— What the exercise asks —
What is the count of lines that hold the word "dashboard"? Give only the number.

— Entries supplied —
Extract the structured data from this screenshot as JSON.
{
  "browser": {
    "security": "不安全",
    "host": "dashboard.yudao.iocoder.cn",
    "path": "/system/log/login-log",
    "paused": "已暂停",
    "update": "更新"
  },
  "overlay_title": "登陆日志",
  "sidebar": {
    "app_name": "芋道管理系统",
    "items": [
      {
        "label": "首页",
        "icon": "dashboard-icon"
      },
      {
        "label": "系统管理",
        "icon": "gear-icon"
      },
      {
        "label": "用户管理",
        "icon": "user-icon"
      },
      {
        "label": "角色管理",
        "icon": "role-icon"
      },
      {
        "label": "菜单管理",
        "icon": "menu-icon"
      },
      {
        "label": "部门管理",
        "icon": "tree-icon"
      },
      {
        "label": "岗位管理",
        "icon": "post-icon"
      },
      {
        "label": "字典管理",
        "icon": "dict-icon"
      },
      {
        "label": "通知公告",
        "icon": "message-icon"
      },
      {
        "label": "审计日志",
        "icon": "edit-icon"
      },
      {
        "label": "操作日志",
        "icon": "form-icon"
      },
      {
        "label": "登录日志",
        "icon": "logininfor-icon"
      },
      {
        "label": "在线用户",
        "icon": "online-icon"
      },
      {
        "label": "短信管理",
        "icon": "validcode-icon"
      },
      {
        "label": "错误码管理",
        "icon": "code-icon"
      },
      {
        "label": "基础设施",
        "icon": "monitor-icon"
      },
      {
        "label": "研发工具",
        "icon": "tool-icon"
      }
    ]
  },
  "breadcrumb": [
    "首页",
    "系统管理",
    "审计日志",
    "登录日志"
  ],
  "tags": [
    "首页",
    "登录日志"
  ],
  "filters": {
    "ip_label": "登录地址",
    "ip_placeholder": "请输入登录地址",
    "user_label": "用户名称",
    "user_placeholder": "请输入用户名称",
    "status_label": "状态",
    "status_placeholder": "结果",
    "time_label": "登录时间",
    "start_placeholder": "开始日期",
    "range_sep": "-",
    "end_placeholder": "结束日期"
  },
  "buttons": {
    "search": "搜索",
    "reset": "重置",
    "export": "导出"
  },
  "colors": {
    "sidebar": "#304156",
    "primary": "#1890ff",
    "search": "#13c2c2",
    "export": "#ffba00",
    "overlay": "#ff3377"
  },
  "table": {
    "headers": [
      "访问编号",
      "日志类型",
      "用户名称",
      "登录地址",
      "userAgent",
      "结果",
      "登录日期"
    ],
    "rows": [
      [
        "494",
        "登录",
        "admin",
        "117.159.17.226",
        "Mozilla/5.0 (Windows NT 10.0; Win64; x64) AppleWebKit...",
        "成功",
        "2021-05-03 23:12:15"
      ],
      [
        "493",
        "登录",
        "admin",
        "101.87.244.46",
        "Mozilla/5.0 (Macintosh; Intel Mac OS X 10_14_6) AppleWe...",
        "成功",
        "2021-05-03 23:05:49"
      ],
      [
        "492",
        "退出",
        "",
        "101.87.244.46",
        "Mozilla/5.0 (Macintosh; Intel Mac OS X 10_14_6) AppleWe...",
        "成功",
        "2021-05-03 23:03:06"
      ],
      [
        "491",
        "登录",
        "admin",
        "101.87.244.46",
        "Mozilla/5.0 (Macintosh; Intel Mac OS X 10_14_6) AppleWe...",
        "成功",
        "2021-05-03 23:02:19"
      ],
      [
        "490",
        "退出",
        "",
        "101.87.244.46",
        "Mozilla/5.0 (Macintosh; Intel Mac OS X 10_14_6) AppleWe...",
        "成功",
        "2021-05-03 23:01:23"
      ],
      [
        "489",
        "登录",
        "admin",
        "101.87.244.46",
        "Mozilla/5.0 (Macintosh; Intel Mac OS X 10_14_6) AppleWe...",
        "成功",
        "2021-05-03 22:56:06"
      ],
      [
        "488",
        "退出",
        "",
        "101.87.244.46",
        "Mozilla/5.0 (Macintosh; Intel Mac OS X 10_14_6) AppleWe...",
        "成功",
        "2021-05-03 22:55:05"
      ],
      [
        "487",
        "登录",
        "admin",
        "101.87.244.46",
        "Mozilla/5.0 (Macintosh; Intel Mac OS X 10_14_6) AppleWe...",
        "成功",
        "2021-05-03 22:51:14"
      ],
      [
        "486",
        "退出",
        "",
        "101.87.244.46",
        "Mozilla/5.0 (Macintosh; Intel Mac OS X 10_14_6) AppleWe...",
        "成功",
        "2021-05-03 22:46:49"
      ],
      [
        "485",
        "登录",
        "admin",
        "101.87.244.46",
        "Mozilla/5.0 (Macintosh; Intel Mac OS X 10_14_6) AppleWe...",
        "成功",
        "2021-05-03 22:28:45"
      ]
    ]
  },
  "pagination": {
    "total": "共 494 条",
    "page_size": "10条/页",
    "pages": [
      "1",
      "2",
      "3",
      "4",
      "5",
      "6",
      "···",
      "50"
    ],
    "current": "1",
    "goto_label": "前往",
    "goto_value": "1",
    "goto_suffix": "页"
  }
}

— Output —
2